-- start Dataset entries --
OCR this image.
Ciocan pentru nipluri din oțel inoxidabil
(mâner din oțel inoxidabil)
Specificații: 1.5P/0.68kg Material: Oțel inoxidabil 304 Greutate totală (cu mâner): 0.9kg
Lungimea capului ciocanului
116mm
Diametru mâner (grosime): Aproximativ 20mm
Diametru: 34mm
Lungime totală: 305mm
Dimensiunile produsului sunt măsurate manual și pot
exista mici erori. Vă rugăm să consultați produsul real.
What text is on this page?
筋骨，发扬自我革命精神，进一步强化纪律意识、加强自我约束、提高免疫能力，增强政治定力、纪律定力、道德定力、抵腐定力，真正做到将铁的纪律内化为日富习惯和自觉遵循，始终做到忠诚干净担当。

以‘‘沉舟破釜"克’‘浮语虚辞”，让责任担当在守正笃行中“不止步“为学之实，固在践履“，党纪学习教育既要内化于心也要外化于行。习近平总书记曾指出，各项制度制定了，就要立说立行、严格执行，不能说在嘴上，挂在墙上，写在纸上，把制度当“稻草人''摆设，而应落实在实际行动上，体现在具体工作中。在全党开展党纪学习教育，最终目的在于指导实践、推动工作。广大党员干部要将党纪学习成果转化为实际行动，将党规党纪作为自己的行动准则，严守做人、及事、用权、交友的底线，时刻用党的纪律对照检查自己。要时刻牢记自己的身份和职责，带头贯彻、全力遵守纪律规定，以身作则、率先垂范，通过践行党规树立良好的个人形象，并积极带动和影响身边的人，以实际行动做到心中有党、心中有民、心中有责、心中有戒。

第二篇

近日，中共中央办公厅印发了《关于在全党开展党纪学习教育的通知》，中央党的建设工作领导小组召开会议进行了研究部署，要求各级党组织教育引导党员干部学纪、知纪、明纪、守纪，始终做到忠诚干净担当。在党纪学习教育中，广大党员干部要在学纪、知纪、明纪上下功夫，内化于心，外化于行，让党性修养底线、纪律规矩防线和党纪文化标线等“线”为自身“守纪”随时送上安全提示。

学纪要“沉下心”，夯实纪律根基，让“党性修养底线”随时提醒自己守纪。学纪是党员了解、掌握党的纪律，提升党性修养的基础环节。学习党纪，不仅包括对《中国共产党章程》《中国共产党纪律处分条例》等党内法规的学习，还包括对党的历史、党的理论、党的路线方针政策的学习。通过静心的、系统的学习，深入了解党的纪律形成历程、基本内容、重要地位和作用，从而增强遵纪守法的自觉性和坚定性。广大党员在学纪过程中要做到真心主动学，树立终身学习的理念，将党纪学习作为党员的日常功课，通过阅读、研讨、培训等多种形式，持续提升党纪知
-- end Dataset entries --
◆ Given exercise:
Tally the lines of the listing in which the word "始终做到忠诚干净担当" occurs, and state the total alone.

◆ Task response:
2